> _Your objective_
Repeat the records below exactly.

> _Listed entries_
------------------------

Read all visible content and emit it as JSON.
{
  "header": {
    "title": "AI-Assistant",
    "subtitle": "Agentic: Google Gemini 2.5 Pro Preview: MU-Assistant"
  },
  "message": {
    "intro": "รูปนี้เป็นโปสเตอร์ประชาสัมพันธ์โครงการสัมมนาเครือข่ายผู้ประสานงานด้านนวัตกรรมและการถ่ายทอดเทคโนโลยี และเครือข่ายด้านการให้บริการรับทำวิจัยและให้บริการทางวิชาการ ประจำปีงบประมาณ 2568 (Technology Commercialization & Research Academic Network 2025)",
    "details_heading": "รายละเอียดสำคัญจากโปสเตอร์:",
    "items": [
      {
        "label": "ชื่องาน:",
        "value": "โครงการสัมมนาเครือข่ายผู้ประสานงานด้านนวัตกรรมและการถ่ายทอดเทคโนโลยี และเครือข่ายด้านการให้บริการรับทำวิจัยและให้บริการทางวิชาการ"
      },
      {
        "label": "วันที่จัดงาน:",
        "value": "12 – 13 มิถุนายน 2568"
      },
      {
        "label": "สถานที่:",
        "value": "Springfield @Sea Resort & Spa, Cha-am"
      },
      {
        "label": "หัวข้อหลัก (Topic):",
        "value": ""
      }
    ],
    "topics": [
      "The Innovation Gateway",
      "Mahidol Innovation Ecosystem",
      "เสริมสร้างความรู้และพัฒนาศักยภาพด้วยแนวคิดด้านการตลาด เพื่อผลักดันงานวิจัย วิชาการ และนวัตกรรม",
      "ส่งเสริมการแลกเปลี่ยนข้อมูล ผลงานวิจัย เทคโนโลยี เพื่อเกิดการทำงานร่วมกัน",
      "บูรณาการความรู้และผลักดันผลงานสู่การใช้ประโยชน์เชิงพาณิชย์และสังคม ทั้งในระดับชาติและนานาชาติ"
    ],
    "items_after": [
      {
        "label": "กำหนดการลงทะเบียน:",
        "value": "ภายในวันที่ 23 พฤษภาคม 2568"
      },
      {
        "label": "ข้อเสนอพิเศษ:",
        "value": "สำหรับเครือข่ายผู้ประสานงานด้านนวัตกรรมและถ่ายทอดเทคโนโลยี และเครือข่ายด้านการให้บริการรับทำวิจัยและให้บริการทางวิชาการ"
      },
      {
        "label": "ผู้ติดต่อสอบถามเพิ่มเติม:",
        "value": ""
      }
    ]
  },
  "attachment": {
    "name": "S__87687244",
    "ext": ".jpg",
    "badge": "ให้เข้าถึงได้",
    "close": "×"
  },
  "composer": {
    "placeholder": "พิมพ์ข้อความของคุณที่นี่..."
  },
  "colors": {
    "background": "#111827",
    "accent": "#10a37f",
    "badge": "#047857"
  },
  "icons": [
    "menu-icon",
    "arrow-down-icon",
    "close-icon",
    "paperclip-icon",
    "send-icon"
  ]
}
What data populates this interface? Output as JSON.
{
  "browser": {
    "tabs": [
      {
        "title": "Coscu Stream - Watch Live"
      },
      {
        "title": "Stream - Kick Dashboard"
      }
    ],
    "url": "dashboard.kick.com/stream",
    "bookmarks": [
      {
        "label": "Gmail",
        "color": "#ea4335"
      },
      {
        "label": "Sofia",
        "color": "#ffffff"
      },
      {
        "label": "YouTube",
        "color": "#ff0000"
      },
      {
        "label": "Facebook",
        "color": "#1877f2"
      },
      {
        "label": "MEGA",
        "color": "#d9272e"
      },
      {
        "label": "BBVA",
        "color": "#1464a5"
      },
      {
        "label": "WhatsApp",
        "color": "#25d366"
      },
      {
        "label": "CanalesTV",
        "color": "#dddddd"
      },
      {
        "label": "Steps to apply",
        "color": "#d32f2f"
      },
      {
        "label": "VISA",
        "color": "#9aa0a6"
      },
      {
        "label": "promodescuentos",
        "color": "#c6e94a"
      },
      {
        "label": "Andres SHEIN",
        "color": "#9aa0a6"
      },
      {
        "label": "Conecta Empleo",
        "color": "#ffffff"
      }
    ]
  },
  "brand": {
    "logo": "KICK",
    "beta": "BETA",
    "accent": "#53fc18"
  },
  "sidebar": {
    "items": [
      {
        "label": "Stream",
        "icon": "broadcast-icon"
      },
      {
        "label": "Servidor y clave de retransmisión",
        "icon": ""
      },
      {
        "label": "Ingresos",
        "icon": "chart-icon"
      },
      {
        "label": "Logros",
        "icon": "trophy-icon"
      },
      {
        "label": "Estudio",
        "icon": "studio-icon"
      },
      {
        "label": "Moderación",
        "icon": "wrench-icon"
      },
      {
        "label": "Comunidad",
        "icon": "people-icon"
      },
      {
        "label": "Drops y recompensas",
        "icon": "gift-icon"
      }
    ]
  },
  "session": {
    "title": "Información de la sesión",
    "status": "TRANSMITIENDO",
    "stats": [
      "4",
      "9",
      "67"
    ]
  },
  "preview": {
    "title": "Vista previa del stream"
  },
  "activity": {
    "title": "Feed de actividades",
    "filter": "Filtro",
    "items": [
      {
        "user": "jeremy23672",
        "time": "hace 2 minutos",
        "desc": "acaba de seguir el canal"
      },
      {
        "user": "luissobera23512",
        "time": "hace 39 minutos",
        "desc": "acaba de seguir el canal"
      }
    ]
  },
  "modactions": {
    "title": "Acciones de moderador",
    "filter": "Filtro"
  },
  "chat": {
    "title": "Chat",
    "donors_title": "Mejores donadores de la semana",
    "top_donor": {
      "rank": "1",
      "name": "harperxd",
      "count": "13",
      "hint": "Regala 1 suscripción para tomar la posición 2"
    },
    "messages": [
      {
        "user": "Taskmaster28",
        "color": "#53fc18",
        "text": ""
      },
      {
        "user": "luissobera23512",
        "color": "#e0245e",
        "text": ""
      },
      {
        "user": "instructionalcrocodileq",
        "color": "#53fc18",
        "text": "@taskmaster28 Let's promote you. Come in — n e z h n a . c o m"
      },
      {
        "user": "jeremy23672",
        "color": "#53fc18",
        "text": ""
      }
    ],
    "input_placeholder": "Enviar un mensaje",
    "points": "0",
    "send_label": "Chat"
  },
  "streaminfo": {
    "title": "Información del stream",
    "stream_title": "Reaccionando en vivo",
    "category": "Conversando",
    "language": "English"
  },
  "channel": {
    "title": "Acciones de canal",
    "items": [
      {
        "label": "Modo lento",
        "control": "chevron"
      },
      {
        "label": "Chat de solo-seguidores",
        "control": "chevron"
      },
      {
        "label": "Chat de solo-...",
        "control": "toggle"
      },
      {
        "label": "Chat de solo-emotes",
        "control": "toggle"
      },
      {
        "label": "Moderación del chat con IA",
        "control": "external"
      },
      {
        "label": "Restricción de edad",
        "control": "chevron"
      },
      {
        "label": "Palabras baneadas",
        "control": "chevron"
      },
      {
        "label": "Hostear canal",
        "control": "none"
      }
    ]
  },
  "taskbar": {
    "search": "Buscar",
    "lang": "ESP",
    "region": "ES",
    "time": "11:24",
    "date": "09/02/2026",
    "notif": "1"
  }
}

------------------------

> _Full output_
Read all visible content and emit it as JSON.
{
  "header": {
    "title": "AI-Assistant",
    "subtitle": "Agentic: Google Gemini 2.5 Pro Preview: MU-Assistant"
  },
  "message": {
    "intro": "รูปนี้เป็นโปสเตอร์ประชาสัมพันธ์โครงการสัมมนาเครือข่ายผู้ประสานงานด้านนวัตกรรมและการถ่ายทอดเทคโนโลยี และเครือข่ายด้านการให้บริการรับทำวิจัยและให้บริการทางวิชาการ ประจำปีงบประมาณ 2568 (Technology Commercialization & Research Academic Network 2025)",
    "details_heading": "รายละเอียดสำคัญจากโปสเตอร์:",
    "items": [
      {
        "label": "ชื่องาน:",
        "value": "โครงการสัมมนาเครือข่ายผู้ประสานงานด้านนวัตกรรมและการถ่ายทอดเทคโนโลยี และเครือข่ายด้านการให้บริการรับทำวิจัยและให้บริการทางวิชาการ"
      },
      {
        "label": "วันที่จัดงาน:",
        "value": "12 – 13 มิถุนายน 2568"
      },
      {
        "label": "สถานที่:",
        "value": "Springfield @Sea Resort & Spa, Cha-am"
      },
      {
        "label": "หัวข้อหลัก (Topic):",
        "value": ""
      }
    ],
    "topics": [
      "The Innovation Gateway",
      "Mahidol Innovation Ecosystem",
      "เสริมสร้างความรู้และพัฒนาศักยภาพด้วยแนวคิดด้านการตลาด เพื่อผลักดันงานวิจัย วิชาการ และนวัตกรรม",
      "ส่งเสริมการแลกเปลี่ยนข้อมูล ผลงานวิจัย เทคโนโลยี เพื่อเกิดการทำงานร่วมกัน",
      "บูรณาการความรู้และผลักดันผลงานสู่การใช้ประโยชน์เชิงพาณิชย์และสังคม ทั้งในระดับชาติและนานาชาติ"
    ],
    "items_after": [
      {
        "label": "กำหนดการลงทะเบียน:",
        "value": "ภายในวันที่ 23 พฤษภาคม 2568"
      },
      {
        "label": "ข้อเสนอพิเศษ:",
        "value": "สำหรับเครือข่ายผู้ประสานงานด้านนวัตกรรมและถ่ายทอดเทคโนโลยี และเครือข่ายด้านการให้บริการรับทำวิจัยและให้บริการทางวิชาการ"
      },
      {
        "label": "ผู้ติดต่อสอบถามเพิ่มเติม:",
        "value": ""
      }
    ]
  },
  "attachment": {
    "name": "S__87687244",
    "ext": ".jpg",
    "badge": "ให้เข้าถึงได้",
    "close": "×"
  },
  "composer": {
    "placeholder": "พิมพ์ข้อความของคุณที่นี่..."
  },
  "colors": {
    "background": "#111827",
    "accent": "#10a37f",
    "badge": "#047857"
  },
  "icons": [
    "menu-icon",
    "arrow-down-icon",
    "close-icon",
    "paperclip-icon",
    "send-icon"
  ]
}
What data populates this interface? Output as JSON.
{
  "browser": {
    "tabs": [
      {
        "title": "Coscu Stream - Watch Live"
      },
      {
        "title": "Stream - Kick Dashboard"
      }
    ],
    "url": "dashboard.kick.com/stream",
    "bookmarks": [
      {
        "label": "Gmail",
        "color": "#ea4335"
      },
      {
        "label": "Sofia",
        "color": "#ffffff"
      },
      {
        "label": "YouTube",
        "color": "#ff0000"
      },
      {
        "label": "Facebook",
        "color": "#1877f2"
      },
      {
        "label": "MEGA",
        "color": "#d9272e"
      },
      {
        "label": "BBVA",
        "color": "#1464a5"
      },
      {
        "label": "WhatsApp",
        "color": "#25d366"
      },
      {
        "label": "CanalesTV",
        "color": "#dddddd"
      },
      {
        "label": "Steps to apply",
        "color": "#d32f2f"
      },
      {
        "label": "VISA",
        "color": "#9aa0a6"
      },
      {
        "label": "promodescuentos",
        "color": "#c6e94a"
      },
      {
        "label": "Andres SHEIN",
        "color": "#9aa0a6"
      },
      {
        "label": "Conecta Empleo",
        "color": "#ffffff"
      }
    ]
  },
  "brand": {
    "logo": "KICK",
    "beta": "BETA",
    "accent": "#53fc18"
  },
  "sidebar": {
    "items": [
      {
        "label": "Stream",
        "icon": "broadcast-icon"
      },
      {
        "label": "Servidor y clave de retransmisión",
        "icon": ""
      },
      {
        "label": "Ingresos",
        "icon": "chart-icon"
      },
      {
        "label": "Logros",
        "icon": "trophy-icon"
      },
      {
        "label": "Estudio",
        "icon": "studio-icon"
      },
      {
        "label": "Moderación",
        "icon": "wrench-icon"
      },
      {
        "label": "Comunidad",
        "icon": "people-icon"
      },
      {
        "label": "Drops y recompensas",
        "icon": "gift-icon"
      }
    ]
  },
  "session": {
    "title": "Información de la sesión",
    "status": "TRANSMITIENDO",
    "stats": [
      "4",
      "9",
      "67"
    ]
  },
  "preview": {
    "title": "Vista previa del stream"
  },
  "activity": {
    "title": "Feed de actividades",
    "filter": "Filtro",
    "items": [
      {
        "user": "jeremy23672",
        "time": "hace 2 minutos",
        "desc": "acaba de seguir el canal"
      },
      {
        "user": "luissobera23512",
        "time": "hace 39 minutos",
        "desc": "acaba de seguir el canal"
      }
    ]
  },
  "modactions": {
    "title": "Acciones de moderador",
    "filter": "Filtro"
  },
  "chat": {
    "title": "Chat",
    "donors_title": "Mejores donadores de la semana",
    "top_donor": {
      "rank": "1",
      "name": "harperxd",
      "count": "13",
      "hint": "Regala 1 suscripción para tomar la posición 2"
    },
    "messages": [
      {
        "user": "Taskmaster28",
        "color": "#53fc18",
        "text": ""
      },
      {
        "user": "luissobera23512",
        "color": "#e0245e",
        "text": ""
      },
      {
        "user": "instructionalcrocodileq",
        "color": "#53fc18",
        "text": "@taskmaster28 Let's promote you. Come in — n e z h n a . c o m"
      },
      {
        "user": "jeremy23672",
        "color": "#53fc18",
        "text": ""
      }
    ],
    "input_placeholder": "Enviar un mensaje",
    "points": "0",
    "send_label": "Chat"
  },
  "streaminfo": {
    "title": "Información del stream",
    "stream_title": "Reaccionando en vivo",
    "category": "Conversando",
    "language": "English"
  },
  "channel": {
    "title": "Acciones de canal",
    "items": [
      {
        "label": "Modo lento",
        "control": "chevron"
      },
      {
        "label": "Chat de solo-seguidores",
        "control": "chevron"
      },
      {
        "label": "Chat de solo-...",
        "control": "toggle"
      },
      {
        "label": "Chat de solo-emotes",
        "control": "toggle"
      },
      {
        "label": "Moderación del chat con IA",
        "control": "external"
      },
      {
        "label": "Restricción de edad",
        "control": "chevron"
      },
      {
        "label": "Palabras baneadas",
        "control": "chevron"
      },
      {
        "label": "Hostear canal",
        "control": "none"
      }
    ]
  },
  "taskbar": {
    "search": "Buscar",
    "lang": "ESP",
    "region": "ES",
    "time": "11:24",
    "date": "09/02/2026",
    "notif": "1"
  }
}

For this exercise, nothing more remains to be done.